══ Supplied records ══

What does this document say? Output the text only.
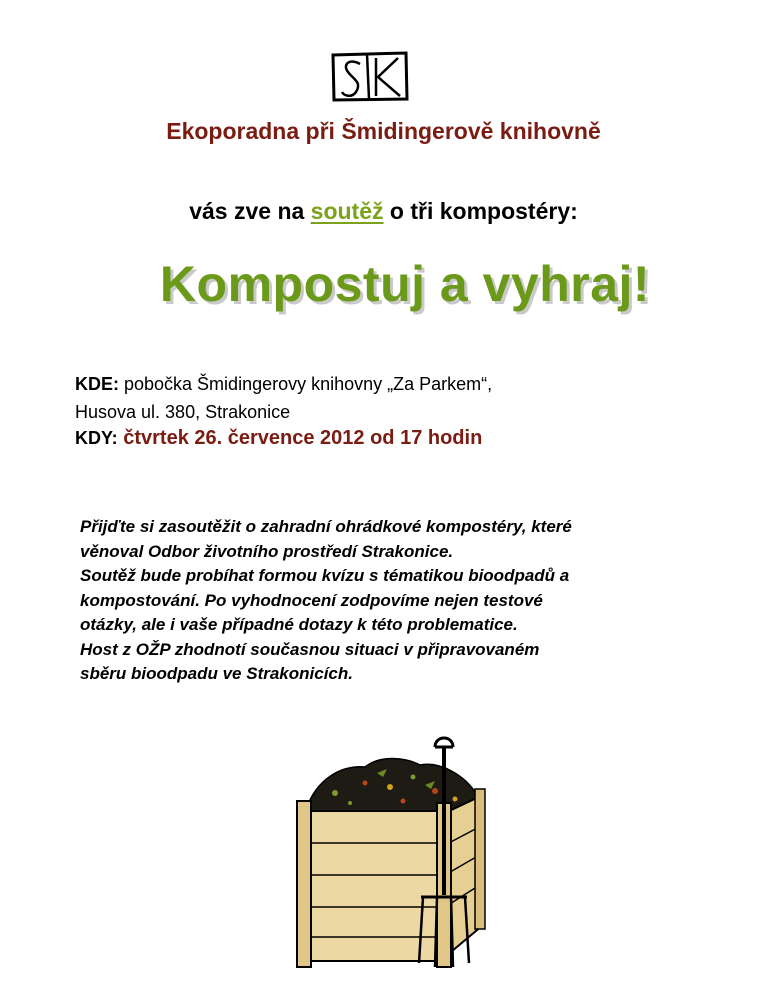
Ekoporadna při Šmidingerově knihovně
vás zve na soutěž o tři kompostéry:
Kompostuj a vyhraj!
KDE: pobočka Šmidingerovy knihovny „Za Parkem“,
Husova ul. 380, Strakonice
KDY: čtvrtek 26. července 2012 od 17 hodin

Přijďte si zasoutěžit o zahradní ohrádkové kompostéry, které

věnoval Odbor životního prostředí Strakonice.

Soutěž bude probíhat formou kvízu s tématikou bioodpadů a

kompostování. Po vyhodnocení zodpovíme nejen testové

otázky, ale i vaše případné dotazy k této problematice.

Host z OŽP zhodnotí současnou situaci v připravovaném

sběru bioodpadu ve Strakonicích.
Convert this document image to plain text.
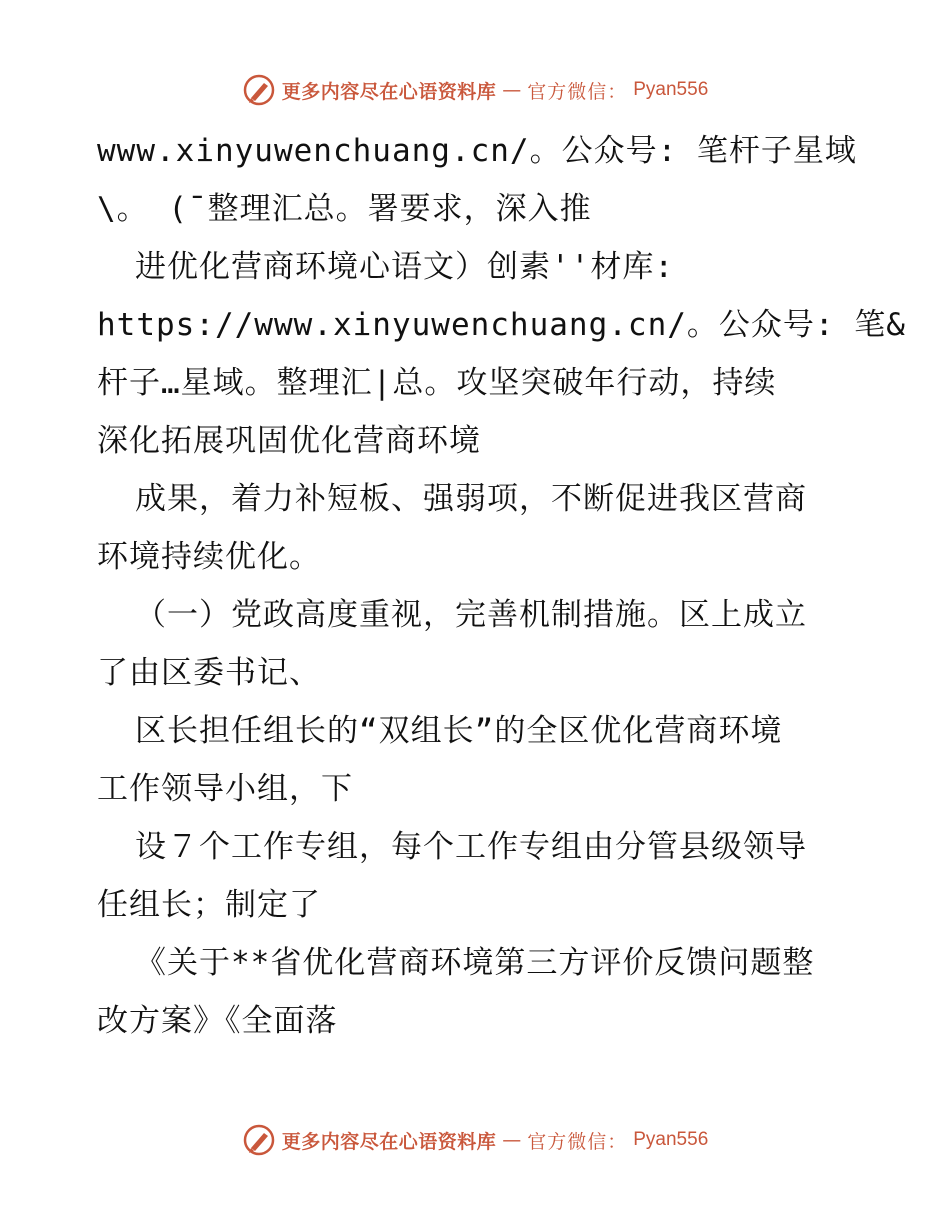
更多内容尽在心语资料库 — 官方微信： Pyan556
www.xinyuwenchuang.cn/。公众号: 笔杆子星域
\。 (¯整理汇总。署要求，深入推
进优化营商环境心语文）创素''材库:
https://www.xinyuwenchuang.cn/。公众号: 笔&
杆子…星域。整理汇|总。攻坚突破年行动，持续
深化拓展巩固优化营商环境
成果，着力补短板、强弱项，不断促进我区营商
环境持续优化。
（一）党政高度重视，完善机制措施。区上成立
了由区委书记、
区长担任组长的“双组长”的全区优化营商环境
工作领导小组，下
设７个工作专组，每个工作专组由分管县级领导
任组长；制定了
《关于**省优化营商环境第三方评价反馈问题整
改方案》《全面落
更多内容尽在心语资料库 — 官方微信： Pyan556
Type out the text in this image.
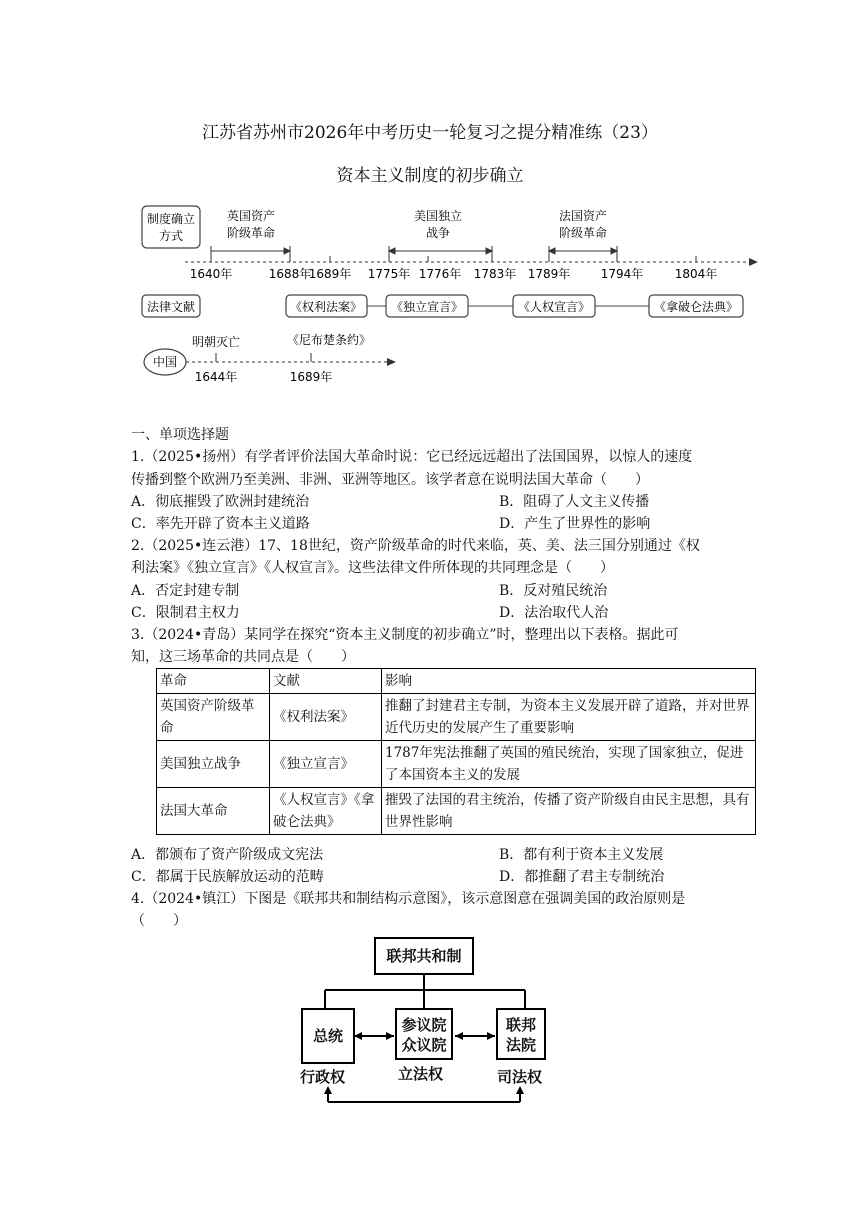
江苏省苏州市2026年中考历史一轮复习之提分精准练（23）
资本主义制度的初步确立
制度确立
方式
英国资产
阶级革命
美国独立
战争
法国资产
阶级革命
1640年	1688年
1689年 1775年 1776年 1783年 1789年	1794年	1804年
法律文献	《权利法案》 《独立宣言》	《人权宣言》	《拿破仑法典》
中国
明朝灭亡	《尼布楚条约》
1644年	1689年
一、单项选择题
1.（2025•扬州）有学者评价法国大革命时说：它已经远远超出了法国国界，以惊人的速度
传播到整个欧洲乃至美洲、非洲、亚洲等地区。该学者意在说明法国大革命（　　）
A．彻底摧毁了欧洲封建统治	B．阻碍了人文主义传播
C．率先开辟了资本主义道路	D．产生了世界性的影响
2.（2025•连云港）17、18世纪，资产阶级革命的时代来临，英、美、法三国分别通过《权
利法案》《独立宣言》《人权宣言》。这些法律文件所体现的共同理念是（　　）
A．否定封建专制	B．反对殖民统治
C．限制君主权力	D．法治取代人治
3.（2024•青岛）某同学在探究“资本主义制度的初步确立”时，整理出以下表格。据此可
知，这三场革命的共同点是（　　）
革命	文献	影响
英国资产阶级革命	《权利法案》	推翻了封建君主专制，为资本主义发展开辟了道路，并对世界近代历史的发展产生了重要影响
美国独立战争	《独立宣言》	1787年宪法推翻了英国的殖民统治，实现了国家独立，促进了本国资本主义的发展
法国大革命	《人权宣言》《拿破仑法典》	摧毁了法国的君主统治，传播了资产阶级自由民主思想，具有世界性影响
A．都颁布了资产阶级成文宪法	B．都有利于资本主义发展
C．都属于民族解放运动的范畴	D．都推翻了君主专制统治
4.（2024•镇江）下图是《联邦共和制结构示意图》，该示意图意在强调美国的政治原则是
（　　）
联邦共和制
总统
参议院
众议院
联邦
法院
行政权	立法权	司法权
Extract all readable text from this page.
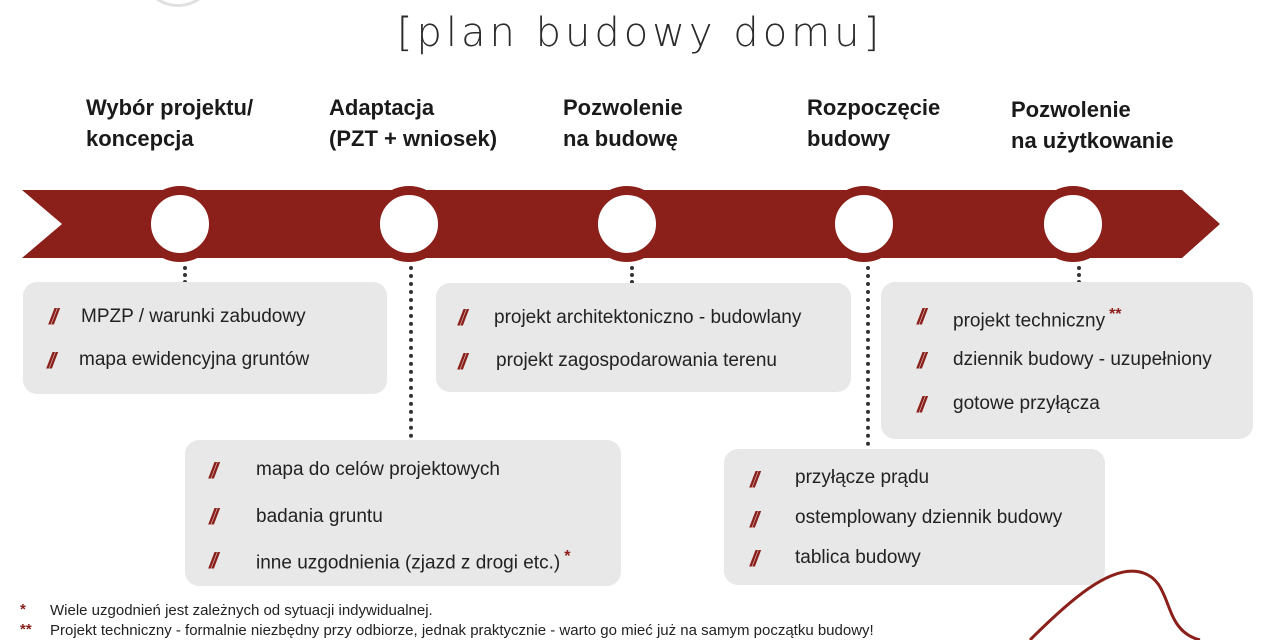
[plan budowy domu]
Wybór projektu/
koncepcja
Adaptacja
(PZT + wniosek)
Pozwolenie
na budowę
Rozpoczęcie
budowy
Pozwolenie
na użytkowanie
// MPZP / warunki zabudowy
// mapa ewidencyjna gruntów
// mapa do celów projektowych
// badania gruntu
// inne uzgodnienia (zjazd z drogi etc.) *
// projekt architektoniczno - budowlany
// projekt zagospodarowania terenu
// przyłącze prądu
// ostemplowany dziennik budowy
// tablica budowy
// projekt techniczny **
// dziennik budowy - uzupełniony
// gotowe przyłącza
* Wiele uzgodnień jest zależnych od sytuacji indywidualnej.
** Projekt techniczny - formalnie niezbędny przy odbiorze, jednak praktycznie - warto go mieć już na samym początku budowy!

═══

- **Goal**:
Without the pictures, extract every entry verbatim.

- **Exercise solution**:
What does this document say? Output the text only.
Ekoporadna při Šmidingerově knihovně
vás zve na soutěž o tři kompostéry:
Kompostuj a vyhraj!
KDE: pobočka Šmidingerovy knihovny „Za Parkem“,
Husova ul. 380, Strakonice
KDY: čtvrtek 26. července 2012 od 17 hodin

Přijďte si zasoutěžit o zahradní ohrádkové kompostéry, které

věnoval Odbor životního prostředí Strakonice.

Soutěž bude probíhat formou kvízu s tématikou bioodpadů a

kompostování. Po vyhodnocení zodpovíme nejen testové

otázky, ale i vaše případné dotazy k této problematice.

Host z OŽP zhodnotí současnou situaci v připravovaném

sběru bioodpadu ve Strakonicích.
Convert this document image to plain text.
更多内容尽在心语资料库 — 官方微信： Pyan556
www.xinyuwenchuang.cn/。公众号: 笔杆子星域
\。 (¯整理汇总。署要求，深入推
进优化营商环境心语文）创素''材库:
https://www.xinyuwenchuang.cn/。公众号: 笔&
杆子…星域。整理汇|总。攻坚突破年行动，持续
深化拓展巩固优化营商环境
成果，着力补短板、强弱项，不断促进我区营商
环境持续优化。
（一）党政高度重视，完善机制措施。区上成立
了由区委书记、
区长担任组长的“双组长”的全区优化营商环境
工作领导小组，下
设７个工作专组，每个工作专组由分管县级领导
任组长；制定了
《关于**省优化营商环境第三方评价反馈问题整
改方案》《全面落
更多内容尽在心语资料库 — 官方微信： Pyan556
Type out the text in this image.
江苏省苏州市2026年中考历史一轮复习之提分精准练（23）
资本主义制度的初步确立
制度确立
方式
英国资产
阶级革命
美国独立
战争
法国资产
阶级革命
1640年	1688年
1689年 1775年 1776年 1783年 1789年	1794年	1804年
法律文献	《权利法案》 《独立宣言》	《人权宣言》	《拿破仑法典》
中国
明朝灭亡	《尼布楚条约》
1644年	1689年
一、单项选择题
1.（2025•扬州）有学者评价法国大革命时说：它已经远远超出了法国国界，以惊人的速度
传播到整个欧洲乃至美洲、非洲、亚洲等地区。该学者意在说明法国大革命（　　）
A．彻底摧毁了欧洲封建统治	B．阻碍了人文主义传播
C．率先开辟了资本主义道路	D．产生了世界性的影响
2.（2025•连云港）17、18世纪，资产阶级革命的时代来临，英、美、法三国分别通过《权
利法案》《独立宣言》《人权宣言》。这些法律文件所体现的共同理念是（　　）
A．否定封建专制	B．反对殖民统治
C．限制君主权力	D．法治取代人治
3.（2024•青岛）某同学在探究“资本主义制度的初步确立”时，整理出以下表格。据此可
知，这三场革命的共同点是（　　）
革命	文献	影响
英国资产阶级革命	《权利法案》	推翻了封建君主专制，为资本主义发展开辟了道路，并对世界近代历史的发展产生了重要影响
美国独立战争	《独立宣言》	1787年宪法推翻了英国的殖民统治，实现了国家独立，促进了本国资本主义的发展
法国大革命	《人权宣言》《拿破仑法典》	摧毁了法国的君主统治，传播了资产阶级自由民主思想，具有世界性影响
A．都颁布了资产阶级成文宪法	B．都有利于资本主义发展
C．都属于民族解放运动的范畴	D．都推翻了君主专制统治
4.（2024•镇江）下图是《联邦共和制结构示意图》，该示意图意在强调美国的政治原则是
（　　）
联邦共和制
总统
参议院
众议院
联邦
法院
行政权	立法权	司法权
Extract all readable text from this page.
[plan budowy domu]
Wybór projektu/
koncepcja
Adaptacja
(PZT + wniosek)
Pozwolenie
na budowę
Rozpoczęcie
budowy
Pozwolenie
na użytkowanie
// MPZP / warunki zabudowy
// mapa ewidencyjna gruntów
// mapa do celów projektowych
// badania gruntu
// inne uzgodnienia (zjazd z drogi etc.) *
// projekt architektoniczno - budowlany
// projekt zagospodarowania terenu
// przyłącze prądu
// ostemplowany dziennik budowy
// tablica budowy
// projekt techniczny **
// dziennik budowy - uzupełniony
// gotowe przyłącza
* Wiele uzgodnień jest zależnych od sytuacji indywidualnej.
** Projekt techniczny - formalnie niezbędny przy odbiorze, jednak praktycznie - warto go mieć już na samym początku budowy!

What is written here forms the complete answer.